» What you will do
Scan the records for the string "been"; copy each line where it occurs.

-- begin --

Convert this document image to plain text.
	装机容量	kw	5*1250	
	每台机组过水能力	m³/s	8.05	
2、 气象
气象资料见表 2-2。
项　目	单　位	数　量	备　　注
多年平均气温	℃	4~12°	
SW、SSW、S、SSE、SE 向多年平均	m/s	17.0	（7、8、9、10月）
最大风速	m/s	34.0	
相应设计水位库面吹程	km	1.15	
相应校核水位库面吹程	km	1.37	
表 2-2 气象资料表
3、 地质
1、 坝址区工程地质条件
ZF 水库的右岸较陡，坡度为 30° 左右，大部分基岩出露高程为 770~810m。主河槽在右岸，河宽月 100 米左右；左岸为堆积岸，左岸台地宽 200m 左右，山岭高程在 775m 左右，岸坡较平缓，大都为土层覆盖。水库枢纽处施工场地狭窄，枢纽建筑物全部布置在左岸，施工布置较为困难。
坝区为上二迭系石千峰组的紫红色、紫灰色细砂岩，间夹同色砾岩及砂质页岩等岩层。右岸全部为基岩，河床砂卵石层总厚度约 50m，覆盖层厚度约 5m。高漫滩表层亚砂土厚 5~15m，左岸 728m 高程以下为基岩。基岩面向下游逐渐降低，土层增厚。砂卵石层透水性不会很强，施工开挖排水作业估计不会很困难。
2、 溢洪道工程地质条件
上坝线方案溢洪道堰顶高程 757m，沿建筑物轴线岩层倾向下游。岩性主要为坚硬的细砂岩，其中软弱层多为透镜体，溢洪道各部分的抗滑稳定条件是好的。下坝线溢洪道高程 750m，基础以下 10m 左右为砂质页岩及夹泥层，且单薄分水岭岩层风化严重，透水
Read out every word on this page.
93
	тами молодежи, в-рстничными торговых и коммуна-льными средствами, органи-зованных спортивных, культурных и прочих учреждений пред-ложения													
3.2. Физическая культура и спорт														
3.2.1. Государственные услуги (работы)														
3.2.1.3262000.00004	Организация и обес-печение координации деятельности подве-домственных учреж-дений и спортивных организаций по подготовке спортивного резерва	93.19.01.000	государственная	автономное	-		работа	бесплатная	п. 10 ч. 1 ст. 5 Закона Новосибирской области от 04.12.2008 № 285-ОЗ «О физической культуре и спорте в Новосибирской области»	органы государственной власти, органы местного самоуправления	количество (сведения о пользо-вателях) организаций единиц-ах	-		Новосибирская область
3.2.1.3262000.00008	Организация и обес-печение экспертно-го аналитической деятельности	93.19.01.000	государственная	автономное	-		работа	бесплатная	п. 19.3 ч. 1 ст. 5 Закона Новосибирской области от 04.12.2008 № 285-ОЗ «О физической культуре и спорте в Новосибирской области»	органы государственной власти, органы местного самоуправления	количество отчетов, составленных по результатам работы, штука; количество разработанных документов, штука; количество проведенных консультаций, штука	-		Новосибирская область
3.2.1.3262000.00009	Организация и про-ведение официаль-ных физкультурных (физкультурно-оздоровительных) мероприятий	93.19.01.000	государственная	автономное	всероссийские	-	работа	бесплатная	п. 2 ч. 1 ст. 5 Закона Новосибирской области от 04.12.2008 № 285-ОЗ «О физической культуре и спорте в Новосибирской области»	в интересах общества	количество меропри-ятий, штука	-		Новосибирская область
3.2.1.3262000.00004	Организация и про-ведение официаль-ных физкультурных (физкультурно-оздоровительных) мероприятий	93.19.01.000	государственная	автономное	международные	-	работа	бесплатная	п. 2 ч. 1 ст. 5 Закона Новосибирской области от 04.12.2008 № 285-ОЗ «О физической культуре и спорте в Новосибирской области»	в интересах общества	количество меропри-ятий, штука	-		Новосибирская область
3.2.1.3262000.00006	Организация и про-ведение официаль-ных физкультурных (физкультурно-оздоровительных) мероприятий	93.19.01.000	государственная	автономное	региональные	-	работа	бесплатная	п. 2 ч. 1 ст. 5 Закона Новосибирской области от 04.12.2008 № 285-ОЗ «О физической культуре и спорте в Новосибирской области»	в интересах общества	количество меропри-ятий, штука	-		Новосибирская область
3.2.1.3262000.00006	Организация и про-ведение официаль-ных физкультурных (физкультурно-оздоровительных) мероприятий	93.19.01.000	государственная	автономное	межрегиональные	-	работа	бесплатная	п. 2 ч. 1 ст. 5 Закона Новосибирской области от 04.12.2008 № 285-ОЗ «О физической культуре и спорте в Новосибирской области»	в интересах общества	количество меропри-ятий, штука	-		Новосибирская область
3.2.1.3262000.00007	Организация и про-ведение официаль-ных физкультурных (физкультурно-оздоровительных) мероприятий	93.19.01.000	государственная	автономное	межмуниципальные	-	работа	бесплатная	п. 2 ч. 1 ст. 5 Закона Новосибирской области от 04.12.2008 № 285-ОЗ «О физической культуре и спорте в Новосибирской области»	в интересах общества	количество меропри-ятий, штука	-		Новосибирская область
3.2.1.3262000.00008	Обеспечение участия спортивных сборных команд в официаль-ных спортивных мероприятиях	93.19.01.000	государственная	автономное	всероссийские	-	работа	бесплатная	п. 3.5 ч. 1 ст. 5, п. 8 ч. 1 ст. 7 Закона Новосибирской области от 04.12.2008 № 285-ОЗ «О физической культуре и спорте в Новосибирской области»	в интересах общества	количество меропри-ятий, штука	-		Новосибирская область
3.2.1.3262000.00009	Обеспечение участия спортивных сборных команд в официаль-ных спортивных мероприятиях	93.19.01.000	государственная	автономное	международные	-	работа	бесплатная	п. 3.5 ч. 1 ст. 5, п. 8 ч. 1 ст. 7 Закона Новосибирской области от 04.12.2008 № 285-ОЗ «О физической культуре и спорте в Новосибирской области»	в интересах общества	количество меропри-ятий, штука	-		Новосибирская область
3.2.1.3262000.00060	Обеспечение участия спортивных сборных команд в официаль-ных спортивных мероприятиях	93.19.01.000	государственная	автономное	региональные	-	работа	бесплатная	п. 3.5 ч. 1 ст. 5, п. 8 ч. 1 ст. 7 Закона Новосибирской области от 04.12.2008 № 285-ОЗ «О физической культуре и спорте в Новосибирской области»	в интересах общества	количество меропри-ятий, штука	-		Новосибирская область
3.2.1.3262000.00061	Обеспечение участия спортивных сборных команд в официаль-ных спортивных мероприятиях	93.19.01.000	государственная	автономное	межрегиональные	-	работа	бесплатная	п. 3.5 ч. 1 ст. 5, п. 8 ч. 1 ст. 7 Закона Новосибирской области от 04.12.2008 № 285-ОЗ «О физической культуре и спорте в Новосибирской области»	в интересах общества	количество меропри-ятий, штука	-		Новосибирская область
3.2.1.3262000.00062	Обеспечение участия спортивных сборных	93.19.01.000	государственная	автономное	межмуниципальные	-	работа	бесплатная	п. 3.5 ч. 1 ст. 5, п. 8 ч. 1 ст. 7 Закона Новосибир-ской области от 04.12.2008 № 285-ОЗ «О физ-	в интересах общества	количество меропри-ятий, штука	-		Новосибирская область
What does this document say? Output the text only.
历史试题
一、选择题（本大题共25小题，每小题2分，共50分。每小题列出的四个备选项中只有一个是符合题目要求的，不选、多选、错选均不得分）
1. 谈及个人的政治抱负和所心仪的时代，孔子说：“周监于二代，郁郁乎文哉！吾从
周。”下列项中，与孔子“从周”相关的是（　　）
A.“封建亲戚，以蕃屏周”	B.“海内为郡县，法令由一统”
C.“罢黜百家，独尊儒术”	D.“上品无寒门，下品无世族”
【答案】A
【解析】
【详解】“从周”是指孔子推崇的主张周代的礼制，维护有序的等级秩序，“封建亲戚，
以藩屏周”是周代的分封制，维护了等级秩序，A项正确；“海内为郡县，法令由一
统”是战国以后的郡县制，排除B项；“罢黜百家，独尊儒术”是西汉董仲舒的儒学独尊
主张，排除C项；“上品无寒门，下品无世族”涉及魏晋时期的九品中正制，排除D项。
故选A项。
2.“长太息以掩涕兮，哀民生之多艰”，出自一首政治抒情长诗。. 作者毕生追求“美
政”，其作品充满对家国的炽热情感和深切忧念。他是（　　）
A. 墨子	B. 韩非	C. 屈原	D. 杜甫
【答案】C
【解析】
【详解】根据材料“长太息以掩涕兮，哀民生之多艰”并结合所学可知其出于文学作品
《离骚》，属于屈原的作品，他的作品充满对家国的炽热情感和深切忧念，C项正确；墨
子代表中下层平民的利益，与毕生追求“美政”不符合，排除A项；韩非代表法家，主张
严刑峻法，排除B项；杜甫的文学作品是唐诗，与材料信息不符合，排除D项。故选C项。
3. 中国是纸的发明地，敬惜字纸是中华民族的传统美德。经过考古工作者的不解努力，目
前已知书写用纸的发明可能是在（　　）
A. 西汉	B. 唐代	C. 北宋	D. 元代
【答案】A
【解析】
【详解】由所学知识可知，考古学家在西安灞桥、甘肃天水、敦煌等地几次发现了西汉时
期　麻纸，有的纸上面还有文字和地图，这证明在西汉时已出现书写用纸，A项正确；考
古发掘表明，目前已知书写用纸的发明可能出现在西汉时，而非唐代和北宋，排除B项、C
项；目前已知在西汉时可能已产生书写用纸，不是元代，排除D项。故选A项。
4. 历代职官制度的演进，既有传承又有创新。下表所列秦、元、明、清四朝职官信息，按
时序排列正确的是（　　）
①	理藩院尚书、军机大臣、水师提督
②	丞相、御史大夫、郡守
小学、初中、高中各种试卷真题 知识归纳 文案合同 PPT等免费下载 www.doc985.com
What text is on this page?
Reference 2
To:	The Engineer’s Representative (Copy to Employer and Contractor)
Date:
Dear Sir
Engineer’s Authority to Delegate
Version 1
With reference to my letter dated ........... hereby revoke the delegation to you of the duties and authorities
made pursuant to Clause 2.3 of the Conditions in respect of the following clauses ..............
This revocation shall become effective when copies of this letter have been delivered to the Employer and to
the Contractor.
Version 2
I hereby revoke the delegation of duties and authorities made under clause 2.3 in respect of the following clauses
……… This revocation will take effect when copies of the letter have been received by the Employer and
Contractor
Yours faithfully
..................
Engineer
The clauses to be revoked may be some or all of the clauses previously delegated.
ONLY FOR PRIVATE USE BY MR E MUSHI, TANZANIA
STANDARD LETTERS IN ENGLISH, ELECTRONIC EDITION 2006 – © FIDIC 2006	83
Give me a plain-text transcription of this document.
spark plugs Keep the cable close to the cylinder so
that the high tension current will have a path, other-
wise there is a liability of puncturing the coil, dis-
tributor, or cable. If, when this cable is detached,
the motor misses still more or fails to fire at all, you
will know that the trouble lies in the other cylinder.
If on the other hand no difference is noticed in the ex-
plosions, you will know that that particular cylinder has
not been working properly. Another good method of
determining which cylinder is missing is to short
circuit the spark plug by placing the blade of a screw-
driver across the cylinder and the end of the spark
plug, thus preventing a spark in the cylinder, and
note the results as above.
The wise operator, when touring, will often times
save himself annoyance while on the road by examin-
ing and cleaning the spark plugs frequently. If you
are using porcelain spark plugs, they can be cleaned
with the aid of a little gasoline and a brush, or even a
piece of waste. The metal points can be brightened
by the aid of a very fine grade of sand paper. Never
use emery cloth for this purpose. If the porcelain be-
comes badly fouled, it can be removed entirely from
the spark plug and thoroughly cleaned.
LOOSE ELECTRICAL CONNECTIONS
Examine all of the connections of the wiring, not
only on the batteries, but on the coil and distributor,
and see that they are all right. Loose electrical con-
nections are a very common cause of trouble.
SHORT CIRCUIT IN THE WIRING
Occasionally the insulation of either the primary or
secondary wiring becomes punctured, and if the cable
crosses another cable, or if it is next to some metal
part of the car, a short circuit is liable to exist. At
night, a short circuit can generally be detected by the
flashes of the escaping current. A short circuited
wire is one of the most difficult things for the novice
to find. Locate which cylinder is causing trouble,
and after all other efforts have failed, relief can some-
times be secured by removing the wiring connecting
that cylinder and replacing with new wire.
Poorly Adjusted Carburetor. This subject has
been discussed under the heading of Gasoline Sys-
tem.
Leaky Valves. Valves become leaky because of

-- end --

» Finished task
This revocation shall become effective when copies of this letter have been delivered to the Employer and to
……… This revocation will take effect when copies of the letter have been received by the Employer and
not been working properly. Another good method of
been discussed under the heading of Gasoline Sys-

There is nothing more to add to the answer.